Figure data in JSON
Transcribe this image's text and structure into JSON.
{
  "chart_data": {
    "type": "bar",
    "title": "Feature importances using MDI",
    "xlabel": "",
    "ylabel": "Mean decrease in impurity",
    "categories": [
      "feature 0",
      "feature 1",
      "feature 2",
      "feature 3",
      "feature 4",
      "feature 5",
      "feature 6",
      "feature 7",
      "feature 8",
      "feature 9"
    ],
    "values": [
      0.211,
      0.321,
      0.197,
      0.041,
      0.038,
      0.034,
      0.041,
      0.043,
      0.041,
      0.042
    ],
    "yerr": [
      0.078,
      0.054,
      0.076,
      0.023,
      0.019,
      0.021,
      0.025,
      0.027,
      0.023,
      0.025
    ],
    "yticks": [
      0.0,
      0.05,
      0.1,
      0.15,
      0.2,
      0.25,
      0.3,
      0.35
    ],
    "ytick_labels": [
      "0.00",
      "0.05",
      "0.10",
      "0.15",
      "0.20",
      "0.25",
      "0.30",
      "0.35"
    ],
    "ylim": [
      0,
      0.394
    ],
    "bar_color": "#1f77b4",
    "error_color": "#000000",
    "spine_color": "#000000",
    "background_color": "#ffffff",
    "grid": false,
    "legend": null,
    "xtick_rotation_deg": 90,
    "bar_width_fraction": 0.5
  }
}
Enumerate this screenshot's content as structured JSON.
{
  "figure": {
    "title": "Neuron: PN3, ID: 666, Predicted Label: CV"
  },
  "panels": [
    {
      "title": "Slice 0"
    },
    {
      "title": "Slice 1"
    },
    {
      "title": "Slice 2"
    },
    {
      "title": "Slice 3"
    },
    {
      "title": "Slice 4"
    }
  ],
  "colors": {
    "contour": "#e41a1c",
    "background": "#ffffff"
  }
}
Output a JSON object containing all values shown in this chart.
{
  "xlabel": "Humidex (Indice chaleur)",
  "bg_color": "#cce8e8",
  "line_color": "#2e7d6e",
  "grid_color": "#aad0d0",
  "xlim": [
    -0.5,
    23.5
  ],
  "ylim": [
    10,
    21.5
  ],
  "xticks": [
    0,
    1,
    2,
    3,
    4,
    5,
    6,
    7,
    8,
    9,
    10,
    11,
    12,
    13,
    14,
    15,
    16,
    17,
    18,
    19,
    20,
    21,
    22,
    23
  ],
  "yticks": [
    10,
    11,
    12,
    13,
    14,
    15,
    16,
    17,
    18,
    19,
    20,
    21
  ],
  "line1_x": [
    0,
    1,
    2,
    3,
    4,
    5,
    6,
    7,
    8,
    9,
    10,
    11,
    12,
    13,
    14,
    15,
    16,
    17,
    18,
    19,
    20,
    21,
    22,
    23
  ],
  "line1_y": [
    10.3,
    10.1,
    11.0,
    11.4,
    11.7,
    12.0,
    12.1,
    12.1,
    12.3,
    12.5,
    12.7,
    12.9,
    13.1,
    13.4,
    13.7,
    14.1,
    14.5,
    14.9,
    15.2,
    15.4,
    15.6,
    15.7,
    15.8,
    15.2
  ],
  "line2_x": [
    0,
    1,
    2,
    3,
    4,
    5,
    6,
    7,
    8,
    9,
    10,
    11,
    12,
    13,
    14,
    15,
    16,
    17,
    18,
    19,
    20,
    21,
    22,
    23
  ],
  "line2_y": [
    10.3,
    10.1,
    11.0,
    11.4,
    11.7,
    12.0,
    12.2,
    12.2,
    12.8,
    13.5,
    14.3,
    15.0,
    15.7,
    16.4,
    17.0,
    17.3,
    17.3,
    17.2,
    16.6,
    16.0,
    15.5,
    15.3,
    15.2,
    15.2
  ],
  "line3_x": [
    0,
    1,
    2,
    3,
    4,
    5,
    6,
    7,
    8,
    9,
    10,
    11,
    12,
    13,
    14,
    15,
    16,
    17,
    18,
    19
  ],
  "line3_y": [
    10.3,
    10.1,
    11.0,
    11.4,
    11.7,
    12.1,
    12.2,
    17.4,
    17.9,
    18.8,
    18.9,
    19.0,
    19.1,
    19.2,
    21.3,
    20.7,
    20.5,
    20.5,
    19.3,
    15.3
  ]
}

**What is required**
Output all of the data above without any alteration.

**Final answer**
Transcribe this image's text and structure into JSON.
{
  "chart_data": {
    "type": "bar",
    "title": "Feature importances using MDI",
    "xlabel": "",
    "ylabel": "Mean decrease in impurity",
    "categories": [
      "feature 0",
      "feature 1",
      "feature 2",
      "feature 3",
      "feature 4",
      "feature 5",
      "feature 6",
      "feature 7",
      "feature 8",
      "feature 9"
    ],
    "values": [
      0.211,
      0.321,
      0.197,
      0.041,
      0.038,
      0.034,
      0.041,
      0.043,
      0.041,
      0.042
    ],
    "yerr": [
      0.078,
      0.054,
      0.076,
      0.023,
      0.019,
      0.021,
      0.025,
      0.027,
      0.023,
      0.025
    ],
    "yticks": [
      0.0,
      0.05,
      0.1,
      0.15,
      0.2,
      0.25,
      0.3,
      0.35
    ],
    "ytick_labels": [
      "0.00",
      "0.05",
      "0.10",
      "0.15",
      "0.20",
      "0.25",
      "0.30",
      "0.35"
    ],
    "ylim": [
      0,
      0.394
    ],
    "bar_color": "#1f77b4",
    "error_color": "#000000",
    "spine_color": "#000000",
    "background_color": "#ffffff",
    "grid": false,
    "legend": null,
    "xtick_rotation_deg": 90,
    "bar_width_fraction": 0.5
  }
}
Enumerate this screenshot's content as structured JSON.
{
  "figure": {
    "title": "Neuron: PN3, ID: 666, Predicted Label: CV"
  },
  "panels": [
    {
      "title": "Slice 0"
    },
    {
      "title": "Slice 1"
    },
    {
      "title": "Slice 2"
    },
    {
      "title": "Slice 3"
    },
    {
      "title": "Slice 4"
    }
  ],
  "colors": {
    "contour": "#e41a1c",
    "background": "#ffffff"
  }
}
Output a JSON object containing all values shown in this chart.
{
  "xlabel": "Humidex (Indice chaleur)",
  "bg_color": "#cce8e8",
  "line_color": "#2e7d6e",
  "grid_color": "#aad0d0",
  "xlim": [
    -0.5,
    23.5
  ],
  "ylim": [
    10,
    21.5
  ],
  "xticks": [
    0,
    1,
    2,
    3,
    4,
    5,
    6,
    7,
    8,
    9,
    10,
    11,
    12,
    13,
    14,
    15,
    16,
    17,
    18,
    19,
    20,
    21,
    22,
    23
  ],
  "yticks": [
    10,
    11,
    12,
    13,
    14,
    15,
    16,
    17,
    18,
    19,
    20,
    21
  ],
  "line1_x": [
    0,
    1,
    2,
    3,
    4,
    5,
    6,
    7,
    8,
    9,
    10,
    11,
    12,
    13,
    14,
    15,
    16,
    17,
    18,
    19,
    20,
    21,
    22,
    23
  ],
  "line1_y": [
    10.3,
    10.1,
    11.0,
    11.4,
    11.7,
    12.0,
    12.1,
    12.1,
    12.3,
    12.5,
    12.7,
    12.9,
    13.1,
    13.4,
    13.7,
    14.1,
    14.5,
    14.9,
    15.2,
    15.4,
    15.6,
    15.7,
    15.8,
    15.2
  ],
  "line2_x": [
    0,
    1,
    2,
    3,
    4,
    5,
    6,
    7,
    8,
    9,
    10,
    11,
    12,
    13,
    14,
    15,
    16,
    17,
    18,
    19,
    20,
    21,
    22,
    23
  ],
  "line2_y": [
    10.3,
    10.1,
    11.0,
    11.4,
    11.7,
    12.0,
    12.2,
    12.2,
    12.8,
    13.5,
    14.3,
    15.0,
    15.7,
    16.4,
    17.0,
    17.3,
    17.3,
    17.2,
    16.6,
    16.0,
    15.5,
    15.3,
    15.2,
    15.2
  ],
  "line3_x": [
    0,
    1,
    2,
    3,
    4,
    5,
    6,
    7,
    8,
    9,
    10,
    11,
    12,
    13,
    14,
    15,
    16,
    17,
    18,
    19
  ],
  "line3_y": [
    10.3,
    10.1,
    11.0,
    11.4,
    11.7,
    12.1,
    12.2,
    17.4,
    17.9,
    18.8,
    18.9,
    19.0,
    19.1,
    19.2,
    21.3,
    20.7,
    20.5,
    20.5,
    19.3,
    15.3
  ]
}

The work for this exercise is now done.